- **EXERCISE DESCRIPTION**:
Print out the material that follows word for word.

- **MATERIAL TO PROCESS**:
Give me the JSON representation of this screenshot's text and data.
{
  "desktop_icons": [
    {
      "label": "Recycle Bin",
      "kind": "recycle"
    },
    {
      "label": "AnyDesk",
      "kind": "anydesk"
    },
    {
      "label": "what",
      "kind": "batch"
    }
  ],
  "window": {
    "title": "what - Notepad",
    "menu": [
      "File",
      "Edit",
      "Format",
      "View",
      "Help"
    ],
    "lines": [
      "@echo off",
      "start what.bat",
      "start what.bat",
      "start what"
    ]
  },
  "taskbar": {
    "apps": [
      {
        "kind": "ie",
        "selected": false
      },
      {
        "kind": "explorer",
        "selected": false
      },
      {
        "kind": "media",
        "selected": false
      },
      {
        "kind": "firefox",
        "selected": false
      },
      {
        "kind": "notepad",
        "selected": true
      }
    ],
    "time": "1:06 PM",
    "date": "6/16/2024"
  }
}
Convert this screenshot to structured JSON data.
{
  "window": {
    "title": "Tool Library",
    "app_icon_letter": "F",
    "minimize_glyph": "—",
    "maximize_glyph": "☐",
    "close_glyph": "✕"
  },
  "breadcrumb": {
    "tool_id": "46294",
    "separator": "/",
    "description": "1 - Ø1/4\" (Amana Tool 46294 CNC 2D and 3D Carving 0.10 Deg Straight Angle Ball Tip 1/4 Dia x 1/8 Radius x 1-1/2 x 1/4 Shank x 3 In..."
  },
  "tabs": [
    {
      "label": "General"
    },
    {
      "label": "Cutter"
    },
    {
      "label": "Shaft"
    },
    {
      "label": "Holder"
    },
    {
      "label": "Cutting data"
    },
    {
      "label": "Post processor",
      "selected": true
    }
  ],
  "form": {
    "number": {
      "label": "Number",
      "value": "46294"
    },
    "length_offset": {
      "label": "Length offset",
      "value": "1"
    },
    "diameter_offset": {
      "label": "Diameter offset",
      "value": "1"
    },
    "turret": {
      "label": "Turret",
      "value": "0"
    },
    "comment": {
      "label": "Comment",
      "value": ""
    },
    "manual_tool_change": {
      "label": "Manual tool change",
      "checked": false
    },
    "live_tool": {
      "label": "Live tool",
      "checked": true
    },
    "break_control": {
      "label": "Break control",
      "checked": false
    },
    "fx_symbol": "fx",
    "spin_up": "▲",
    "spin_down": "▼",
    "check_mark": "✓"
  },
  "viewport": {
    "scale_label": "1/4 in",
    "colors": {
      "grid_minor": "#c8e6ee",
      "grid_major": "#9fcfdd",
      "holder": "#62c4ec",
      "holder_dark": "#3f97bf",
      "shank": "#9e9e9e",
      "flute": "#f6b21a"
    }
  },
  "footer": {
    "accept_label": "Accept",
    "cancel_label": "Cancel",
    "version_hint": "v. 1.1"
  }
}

- **TASK SOLUTION**:
Give me the JSON representation of this screenshot's text and data.
{
  "desktop_icons": [
    {
      "label": "Recycle Bin",
      "kind": "recycle"
    },
    {
      "label": "AnyDesk",
      "kind": "anydesk"
    },
    {
      "label": "what",
      "kind": "batch"
    }
  ],
  "window": {
    "title": "what - Notepad",
    "menu": [
      "File",
      "Edit",
      "Format",
      "View",
      "Help"
    ],
    "lines": [
      "@echo off",
      "start what.bat",
      "start what.bat",
      "start what"
    ]
  },
  "taskbar": {
    "apps": [
      {
        "kind": "ie",
        "selected": false
      },
      {
        "kind": "explorer",
        "selected": false
      },
      {
        "kind": "media",
        "selected": false
      },
      {
        "kind": "firefox",
        "selected": false
      },
      {
        "kind": "notepad",
        "selected": true
      }
    ],
    "time": "1:06 PM",
    "date": "6/16/2024"
  }
}
Convert this screenshot to structured JSON data.
{
  "window": {
    "title": "Tool Library",
    "app_icon_letter": "F",
    "minimize_glyph": "—",
    "maximize_glyph": "☐",
    "close_glyph": "✕"
  },
  "breadcrumb": {
    "tool_id": "46294",
    "separator": "/",
    "description": "1 - Ø1/4\" (Amana Tool 46294 CNC 2D and 3D Carving 0.10 Deg Straight Angle Ball Tip 1/4 Dia x 1/8 Radius x 1-1/2 x 1/4 Shank x 3 In..."
  },
  "tabs": [
    {
      "label": "General"
    },
    {
      "label": "Cutter"
    },
    {
      "label": "Shaft"
    },
    {
      "label": "Holder"
    },
    {
      "label": "Cutting data"
    },
    {
      "label": "Post processor",
      "selected": true
    }
  ],
  "form": {
    "number": {
      "label": "Number",
      "value": "46294"
    },
    "length_offset": {
      "label": "Length offset",
      "value": "1"
    },
    "diameter_offset": {
      "label": "Diameter offset",
      "value": "1"
    },
    "turret": {
      "label": "Turret",
      "value": "0"
    },
    "comment": {
      "label": "Comment",
      "value": ""
    },
    "manual_tool_change": {
      "label": "Manual tool change",
      "checked": false
    },
    "live_tool": {
      "label": "Live tool",
      "checked": true
    },
    "break_control": {
      "label": "Break control",
      "checked": false
    },
    "fx_symbol": "fx",
    "spin_up": "▲",
    "spin_down": "▼",
    "check_mark": "✓"
  },
  "viewport": {
    "scale_label": "1/4 in",
    "colors": {
      "grid_minor": "#c8e6ee",
      "grid_major": "#9fcfdd",
      "holder": "#62c4ec",
      "holder_dark": "#3f97bf",
      "shank": "#9e9e9e",
      "flute": "#f6b21a"
    }
  },
  "footer": {
    "accept_label": "Accept",
    "cancel_label": "Cancel",
    "version_hint": "v. 1.1"
  }
}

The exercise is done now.